▶ WHAT YOU SHOULD DO: Copy the lines below without changing them, starting at the first line and ending at the line that contains "result-value[interactable]: 15.0 (177, 539, 211, 555)".

▶ MATERIAL TO PROCESS:
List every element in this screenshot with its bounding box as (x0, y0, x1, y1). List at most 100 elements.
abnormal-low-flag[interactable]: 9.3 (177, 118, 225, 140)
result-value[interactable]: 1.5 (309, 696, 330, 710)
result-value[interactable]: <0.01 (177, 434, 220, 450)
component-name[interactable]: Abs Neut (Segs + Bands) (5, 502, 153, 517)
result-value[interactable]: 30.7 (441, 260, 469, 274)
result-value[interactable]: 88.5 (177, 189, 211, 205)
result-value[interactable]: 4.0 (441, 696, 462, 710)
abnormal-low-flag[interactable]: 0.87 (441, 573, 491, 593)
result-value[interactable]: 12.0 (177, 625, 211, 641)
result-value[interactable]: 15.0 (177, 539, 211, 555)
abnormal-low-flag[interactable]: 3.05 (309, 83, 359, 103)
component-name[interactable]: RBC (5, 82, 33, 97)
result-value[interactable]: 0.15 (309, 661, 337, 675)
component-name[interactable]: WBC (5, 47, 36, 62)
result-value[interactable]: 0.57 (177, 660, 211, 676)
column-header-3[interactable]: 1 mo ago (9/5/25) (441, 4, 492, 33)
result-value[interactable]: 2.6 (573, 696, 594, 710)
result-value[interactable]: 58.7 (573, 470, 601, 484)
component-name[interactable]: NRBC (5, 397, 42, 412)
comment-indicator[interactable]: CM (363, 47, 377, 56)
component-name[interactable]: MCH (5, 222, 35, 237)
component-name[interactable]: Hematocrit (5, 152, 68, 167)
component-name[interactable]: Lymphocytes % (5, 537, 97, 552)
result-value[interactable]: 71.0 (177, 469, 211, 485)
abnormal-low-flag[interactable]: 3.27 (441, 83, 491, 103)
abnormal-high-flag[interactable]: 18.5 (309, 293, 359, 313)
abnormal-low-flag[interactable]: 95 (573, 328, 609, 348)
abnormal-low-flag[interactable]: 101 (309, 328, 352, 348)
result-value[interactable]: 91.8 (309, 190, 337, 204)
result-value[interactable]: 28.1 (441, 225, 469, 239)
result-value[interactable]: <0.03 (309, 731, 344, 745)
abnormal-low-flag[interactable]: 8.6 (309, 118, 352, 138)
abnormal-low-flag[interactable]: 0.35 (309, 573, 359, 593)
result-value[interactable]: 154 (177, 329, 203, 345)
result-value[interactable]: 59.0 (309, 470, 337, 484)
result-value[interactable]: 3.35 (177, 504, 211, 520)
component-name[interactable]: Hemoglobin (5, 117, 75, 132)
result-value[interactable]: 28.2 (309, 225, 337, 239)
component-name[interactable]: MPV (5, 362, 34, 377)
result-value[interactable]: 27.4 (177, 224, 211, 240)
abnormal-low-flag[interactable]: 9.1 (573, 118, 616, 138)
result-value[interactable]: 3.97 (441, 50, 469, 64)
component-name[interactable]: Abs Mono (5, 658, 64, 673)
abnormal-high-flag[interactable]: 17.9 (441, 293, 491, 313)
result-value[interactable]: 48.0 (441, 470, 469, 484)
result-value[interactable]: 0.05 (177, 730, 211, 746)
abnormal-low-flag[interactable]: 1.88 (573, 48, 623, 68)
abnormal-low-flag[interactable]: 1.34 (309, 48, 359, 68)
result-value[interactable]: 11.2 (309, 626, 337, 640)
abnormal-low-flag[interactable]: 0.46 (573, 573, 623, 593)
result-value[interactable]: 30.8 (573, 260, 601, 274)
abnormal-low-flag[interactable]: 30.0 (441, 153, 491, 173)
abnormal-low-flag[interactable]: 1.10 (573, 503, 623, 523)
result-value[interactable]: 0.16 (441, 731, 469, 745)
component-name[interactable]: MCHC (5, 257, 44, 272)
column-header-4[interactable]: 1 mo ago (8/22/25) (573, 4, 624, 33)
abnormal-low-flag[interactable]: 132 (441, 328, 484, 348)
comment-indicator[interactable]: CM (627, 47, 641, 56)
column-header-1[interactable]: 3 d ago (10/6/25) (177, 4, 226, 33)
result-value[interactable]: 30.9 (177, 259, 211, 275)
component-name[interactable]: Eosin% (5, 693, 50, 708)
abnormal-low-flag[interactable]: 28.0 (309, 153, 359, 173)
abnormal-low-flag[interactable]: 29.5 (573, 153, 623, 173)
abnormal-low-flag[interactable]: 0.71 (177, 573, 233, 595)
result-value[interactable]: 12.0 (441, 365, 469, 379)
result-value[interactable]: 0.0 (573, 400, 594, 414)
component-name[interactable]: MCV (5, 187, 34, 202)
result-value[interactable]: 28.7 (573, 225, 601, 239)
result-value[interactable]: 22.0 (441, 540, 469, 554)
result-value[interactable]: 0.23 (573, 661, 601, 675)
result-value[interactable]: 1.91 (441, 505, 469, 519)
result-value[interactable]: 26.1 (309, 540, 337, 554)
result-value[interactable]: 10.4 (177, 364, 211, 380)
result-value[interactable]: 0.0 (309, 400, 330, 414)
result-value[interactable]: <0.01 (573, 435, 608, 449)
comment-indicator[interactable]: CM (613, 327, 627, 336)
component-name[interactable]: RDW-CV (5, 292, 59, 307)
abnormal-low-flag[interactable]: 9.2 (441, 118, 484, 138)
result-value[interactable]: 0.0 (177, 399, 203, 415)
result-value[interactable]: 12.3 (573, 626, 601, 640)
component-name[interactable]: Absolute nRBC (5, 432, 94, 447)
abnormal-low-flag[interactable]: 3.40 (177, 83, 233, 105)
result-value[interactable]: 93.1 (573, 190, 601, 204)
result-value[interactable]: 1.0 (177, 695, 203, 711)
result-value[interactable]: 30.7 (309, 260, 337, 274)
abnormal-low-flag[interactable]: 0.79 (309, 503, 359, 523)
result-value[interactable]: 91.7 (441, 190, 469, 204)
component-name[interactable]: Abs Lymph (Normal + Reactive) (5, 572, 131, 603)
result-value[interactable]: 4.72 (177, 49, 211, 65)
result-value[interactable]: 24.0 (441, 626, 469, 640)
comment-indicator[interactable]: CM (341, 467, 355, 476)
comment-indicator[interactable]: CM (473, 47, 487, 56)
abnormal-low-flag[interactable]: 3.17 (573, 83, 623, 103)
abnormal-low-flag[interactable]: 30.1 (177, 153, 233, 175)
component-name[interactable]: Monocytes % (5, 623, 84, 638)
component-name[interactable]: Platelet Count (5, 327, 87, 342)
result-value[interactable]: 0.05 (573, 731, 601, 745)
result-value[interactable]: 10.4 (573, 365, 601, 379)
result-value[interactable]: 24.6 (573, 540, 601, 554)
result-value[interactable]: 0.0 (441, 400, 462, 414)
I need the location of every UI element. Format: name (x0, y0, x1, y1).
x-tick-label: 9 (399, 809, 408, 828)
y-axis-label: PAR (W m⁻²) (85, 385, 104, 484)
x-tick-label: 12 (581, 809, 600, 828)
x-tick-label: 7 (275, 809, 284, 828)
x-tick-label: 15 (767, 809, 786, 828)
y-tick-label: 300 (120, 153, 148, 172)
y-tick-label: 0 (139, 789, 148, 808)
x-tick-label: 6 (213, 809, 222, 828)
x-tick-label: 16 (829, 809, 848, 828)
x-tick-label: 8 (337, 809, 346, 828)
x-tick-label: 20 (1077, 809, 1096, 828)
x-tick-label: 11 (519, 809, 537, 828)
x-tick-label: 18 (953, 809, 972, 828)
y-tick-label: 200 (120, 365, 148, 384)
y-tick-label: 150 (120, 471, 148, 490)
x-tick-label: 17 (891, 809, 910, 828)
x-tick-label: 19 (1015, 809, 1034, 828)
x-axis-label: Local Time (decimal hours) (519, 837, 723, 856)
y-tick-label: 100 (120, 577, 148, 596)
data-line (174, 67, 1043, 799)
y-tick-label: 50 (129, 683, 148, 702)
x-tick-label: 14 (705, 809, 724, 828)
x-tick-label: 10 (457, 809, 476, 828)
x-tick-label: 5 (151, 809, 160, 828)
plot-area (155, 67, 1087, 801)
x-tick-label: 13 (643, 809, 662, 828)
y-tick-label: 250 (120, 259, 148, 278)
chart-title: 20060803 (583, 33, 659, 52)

▶ RESULT:
List every element in this screenshot with its bounding box as (x0, y0, x1, y1). List at most 100 elements.
abnormal-low-flag[interactable]: 9.3 (177, 118, 225, 140)
result-value[interactable]: 1.5 (309, 696, 330, 710)
result-value[interactable]: <0.01 (177, 434, 220, 450)
component-name[interactable]: Abs Neut (Segs + Bands) (5, 502, 153, 517)
result-value[interactable]: 30.7 (441, 260, 469, 274)
result-value[interactable]: 88.5 (177, 189, 211, 205)
result-value[interactable]: 4.0 (441, 696, 462, 710)
abnormal-low-flag[interactable]: 0.87 (441, 573, 491, 593)
result-value[interactable]: 12.0 (177, 625, 211, 641)
result-value[interactable]: 15.0 (177, 539, 211, 555)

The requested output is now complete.